- **Data to process**:
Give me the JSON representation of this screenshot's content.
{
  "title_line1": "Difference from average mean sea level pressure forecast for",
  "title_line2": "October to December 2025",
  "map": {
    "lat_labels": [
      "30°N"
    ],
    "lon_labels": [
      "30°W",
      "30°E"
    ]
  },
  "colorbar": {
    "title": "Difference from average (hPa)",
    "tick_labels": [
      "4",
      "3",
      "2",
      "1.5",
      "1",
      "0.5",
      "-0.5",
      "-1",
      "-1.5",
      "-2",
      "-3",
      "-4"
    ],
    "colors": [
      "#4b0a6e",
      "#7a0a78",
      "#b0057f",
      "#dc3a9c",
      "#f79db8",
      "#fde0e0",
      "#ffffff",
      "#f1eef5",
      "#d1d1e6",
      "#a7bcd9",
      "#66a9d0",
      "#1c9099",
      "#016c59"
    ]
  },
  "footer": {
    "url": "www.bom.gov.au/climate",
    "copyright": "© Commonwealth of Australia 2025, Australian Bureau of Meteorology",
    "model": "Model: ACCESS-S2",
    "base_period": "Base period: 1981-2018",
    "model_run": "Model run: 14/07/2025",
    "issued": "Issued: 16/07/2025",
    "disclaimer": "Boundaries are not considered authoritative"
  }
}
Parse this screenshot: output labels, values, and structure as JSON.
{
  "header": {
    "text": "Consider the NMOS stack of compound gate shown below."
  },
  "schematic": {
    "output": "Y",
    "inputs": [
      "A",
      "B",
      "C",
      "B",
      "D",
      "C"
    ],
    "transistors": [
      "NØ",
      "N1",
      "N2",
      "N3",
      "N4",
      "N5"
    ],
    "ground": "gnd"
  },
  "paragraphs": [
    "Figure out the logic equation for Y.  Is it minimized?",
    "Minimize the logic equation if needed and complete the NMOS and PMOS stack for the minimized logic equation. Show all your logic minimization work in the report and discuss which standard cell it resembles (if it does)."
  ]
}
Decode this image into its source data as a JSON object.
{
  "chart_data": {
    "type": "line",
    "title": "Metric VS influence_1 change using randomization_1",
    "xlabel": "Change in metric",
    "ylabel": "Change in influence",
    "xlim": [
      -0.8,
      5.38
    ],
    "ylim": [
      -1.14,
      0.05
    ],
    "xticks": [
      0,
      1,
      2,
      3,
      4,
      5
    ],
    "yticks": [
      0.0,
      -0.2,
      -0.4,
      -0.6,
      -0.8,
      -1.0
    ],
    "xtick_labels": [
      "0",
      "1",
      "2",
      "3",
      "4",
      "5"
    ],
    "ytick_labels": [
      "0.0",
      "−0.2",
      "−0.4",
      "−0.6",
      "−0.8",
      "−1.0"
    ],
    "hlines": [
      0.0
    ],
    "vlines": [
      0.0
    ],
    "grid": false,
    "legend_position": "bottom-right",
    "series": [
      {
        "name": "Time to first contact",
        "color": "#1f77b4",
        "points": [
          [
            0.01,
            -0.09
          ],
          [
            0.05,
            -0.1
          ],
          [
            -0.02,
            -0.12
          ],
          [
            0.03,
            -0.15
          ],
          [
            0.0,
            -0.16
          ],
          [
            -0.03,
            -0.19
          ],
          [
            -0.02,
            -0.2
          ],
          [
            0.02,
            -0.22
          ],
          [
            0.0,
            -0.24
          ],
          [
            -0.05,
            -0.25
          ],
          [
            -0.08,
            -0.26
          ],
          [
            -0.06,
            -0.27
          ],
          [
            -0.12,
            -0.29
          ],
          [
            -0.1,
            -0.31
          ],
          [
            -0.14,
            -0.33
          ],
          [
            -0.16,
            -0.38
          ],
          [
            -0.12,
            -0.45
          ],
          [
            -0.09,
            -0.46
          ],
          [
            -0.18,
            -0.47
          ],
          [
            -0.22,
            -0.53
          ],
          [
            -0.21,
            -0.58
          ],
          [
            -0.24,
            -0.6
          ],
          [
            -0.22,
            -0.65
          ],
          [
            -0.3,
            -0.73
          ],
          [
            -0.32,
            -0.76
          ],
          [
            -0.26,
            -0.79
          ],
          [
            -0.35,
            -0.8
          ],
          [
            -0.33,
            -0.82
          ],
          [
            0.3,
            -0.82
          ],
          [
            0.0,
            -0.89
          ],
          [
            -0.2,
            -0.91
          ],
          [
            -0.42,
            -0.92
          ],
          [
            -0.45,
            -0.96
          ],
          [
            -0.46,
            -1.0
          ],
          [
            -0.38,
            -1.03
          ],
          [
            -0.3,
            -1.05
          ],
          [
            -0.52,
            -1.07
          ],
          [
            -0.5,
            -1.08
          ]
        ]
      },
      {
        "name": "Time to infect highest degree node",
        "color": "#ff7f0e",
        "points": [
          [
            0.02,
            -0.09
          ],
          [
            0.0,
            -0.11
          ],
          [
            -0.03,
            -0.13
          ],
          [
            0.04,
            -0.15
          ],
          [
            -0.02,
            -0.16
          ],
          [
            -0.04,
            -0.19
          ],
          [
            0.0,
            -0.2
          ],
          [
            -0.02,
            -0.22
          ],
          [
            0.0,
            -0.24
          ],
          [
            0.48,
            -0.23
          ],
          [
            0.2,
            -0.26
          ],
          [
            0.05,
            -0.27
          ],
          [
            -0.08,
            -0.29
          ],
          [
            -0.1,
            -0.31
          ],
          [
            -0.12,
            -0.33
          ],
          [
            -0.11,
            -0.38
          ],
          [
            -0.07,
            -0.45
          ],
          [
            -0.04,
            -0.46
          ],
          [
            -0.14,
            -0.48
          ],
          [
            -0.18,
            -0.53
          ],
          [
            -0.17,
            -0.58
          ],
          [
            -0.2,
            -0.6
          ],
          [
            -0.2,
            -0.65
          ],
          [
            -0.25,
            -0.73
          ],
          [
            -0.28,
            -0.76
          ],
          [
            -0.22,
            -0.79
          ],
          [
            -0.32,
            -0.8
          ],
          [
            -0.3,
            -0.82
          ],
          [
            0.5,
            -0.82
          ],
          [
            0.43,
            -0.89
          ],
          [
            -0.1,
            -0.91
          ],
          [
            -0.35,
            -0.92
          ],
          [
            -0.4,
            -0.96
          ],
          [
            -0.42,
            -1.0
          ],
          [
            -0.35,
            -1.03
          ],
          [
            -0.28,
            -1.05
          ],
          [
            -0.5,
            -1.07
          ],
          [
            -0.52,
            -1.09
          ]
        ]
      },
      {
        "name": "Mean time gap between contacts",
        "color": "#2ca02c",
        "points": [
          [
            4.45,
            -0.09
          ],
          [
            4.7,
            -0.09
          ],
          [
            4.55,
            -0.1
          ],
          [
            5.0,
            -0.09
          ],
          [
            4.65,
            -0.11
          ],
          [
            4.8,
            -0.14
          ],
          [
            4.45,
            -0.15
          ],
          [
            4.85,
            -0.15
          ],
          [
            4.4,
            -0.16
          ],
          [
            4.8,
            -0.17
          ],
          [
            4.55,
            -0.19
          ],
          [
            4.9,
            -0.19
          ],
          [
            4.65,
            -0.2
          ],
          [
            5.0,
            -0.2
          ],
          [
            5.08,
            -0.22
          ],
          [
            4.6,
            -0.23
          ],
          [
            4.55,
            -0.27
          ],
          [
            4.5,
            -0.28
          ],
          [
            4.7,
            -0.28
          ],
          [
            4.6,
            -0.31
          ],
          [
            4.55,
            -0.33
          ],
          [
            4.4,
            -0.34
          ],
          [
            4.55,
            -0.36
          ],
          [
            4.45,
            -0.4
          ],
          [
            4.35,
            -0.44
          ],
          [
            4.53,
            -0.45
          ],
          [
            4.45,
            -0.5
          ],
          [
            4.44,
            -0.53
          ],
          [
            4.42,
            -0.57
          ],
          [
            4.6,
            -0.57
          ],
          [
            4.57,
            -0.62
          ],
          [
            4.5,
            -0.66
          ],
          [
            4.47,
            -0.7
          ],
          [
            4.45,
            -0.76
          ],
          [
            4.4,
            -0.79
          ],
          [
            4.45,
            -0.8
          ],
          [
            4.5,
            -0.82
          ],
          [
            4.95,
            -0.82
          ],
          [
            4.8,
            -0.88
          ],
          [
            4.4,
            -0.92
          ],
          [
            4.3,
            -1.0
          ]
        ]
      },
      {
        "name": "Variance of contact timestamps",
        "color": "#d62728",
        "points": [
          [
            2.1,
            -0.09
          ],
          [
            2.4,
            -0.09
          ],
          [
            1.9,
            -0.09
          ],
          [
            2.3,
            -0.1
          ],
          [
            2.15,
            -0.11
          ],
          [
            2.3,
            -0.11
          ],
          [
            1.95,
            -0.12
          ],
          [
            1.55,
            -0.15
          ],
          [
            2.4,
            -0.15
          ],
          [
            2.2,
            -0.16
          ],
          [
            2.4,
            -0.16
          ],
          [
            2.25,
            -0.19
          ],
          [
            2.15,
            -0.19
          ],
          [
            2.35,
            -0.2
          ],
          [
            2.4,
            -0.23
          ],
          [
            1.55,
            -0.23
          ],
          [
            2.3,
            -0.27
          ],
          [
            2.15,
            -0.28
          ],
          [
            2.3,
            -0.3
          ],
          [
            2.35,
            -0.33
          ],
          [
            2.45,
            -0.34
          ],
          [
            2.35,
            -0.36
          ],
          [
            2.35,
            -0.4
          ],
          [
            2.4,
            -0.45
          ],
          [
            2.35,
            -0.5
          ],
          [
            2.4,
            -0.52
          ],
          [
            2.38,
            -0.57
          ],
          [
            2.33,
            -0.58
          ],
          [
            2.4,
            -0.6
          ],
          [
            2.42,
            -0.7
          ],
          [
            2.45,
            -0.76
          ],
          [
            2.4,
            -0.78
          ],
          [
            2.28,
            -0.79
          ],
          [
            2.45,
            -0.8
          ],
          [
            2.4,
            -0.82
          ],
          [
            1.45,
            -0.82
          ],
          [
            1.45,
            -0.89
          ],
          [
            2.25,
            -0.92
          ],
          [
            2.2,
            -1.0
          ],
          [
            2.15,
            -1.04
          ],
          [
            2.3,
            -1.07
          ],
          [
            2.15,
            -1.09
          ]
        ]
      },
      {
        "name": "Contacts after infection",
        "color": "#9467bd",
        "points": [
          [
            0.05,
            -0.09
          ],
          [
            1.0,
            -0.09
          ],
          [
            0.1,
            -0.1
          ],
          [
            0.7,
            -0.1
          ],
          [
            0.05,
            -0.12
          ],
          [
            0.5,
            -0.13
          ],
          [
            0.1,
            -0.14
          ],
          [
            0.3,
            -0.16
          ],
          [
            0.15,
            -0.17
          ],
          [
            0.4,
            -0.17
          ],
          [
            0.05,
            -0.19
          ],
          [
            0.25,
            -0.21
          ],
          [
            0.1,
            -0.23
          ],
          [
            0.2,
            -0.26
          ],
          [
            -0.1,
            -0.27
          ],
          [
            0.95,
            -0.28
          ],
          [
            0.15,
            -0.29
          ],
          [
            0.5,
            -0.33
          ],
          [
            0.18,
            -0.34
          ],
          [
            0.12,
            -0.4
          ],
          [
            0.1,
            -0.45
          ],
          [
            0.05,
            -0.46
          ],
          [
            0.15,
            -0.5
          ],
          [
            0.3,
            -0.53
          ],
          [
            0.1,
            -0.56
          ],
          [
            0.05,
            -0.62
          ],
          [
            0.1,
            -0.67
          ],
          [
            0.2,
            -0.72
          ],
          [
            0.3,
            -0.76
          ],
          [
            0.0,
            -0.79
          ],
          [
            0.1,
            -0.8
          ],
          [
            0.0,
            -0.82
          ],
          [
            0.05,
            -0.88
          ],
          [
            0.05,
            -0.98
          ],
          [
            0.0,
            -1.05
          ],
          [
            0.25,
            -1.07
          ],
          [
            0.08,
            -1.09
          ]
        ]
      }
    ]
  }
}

- **Task**:
Show every line above in which the word "output" occurs.

- **Task response**:
Parse this screenshot: output labels, values, and structure as JSON.
    "output": "Y",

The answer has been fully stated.